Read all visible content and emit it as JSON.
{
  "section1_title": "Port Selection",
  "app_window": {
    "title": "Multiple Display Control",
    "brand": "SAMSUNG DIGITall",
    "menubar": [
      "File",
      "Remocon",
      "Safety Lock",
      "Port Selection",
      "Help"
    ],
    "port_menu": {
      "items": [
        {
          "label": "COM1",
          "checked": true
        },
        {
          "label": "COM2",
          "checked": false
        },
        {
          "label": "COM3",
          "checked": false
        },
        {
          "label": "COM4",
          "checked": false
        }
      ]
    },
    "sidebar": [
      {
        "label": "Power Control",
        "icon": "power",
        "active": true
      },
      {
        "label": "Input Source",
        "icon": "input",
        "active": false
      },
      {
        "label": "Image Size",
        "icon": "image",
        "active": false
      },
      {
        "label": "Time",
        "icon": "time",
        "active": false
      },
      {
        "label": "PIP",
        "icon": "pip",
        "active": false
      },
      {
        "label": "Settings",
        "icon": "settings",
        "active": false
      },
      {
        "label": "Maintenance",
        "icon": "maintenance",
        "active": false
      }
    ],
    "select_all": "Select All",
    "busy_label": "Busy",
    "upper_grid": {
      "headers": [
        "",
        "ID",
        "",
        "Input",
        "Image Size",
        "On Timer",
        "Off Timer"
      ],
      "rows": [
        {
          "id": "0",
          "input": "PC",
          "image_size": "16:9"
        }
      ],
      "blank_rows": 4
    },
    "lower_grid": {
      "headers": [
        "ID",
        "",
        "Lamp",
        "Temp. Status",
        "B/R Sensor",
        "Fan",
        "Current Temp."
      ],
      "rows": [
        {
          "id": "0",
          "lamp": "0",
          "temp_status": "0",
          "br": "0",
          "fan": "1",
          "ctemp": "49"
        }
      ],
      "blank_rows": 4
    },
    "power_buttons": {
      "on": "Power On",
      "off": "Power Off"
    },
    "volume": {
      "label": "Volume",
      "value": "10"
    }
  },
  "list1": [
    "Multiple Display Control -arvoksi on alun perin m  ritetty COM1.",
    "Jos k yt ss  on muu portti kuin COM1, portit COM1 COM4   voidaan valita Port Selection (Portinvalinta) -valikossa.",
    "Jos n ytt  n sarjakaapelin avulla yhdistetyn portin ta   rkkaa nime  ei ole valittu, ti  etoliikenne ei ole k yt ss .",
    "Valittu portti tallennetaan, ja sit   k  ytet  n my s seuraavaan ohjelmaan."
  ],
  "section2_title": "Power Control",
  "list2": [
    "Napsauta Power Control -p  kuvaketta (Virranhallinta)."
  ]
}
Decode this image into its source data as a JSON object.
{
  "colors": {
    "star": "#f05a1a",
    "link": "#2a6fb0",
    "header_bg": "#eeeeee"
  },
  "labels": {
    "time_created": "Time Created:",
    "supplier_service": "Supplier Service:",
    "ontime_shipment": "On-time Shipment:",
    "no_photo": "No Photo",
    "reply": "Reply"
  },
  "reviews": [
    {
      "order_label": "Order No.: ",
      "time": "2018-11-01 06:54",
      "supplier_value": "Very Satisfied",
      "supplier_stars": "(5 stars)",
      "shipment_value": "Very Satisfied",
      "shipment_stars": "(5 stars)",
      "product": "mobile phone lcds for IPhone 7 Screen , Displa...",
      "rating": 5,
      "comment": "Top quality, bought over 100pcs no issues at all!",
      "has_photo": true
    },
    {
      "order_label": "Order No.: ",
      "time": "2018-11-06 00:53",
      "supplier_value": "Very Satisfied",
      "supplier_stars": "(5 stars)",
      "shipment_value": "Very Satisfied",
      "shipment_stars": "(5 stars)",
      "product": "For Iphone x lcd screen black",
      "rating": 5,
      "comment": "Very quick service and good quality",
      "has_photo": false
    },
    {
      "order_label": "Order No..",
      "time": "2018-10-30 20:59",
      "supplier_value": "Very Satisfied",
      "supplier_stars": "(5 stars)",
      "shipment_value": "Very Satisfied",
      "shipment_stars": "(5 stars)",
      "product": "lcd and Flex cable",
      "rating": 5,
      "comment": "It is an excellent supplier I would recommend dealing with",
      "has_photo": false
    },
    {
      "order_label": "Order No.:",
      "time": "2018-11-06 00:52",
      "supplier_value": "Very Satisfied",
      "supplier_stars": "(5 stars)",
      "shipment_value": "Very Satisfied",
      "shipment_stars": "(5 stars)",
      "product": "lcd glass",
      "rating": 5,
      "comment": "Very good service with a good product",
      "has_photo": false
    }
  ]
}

################

SHORT EXERCISE. Tally the lines of the data that contain the string "Control" and report the total alone.

RESULT FOR THIS TASK. 5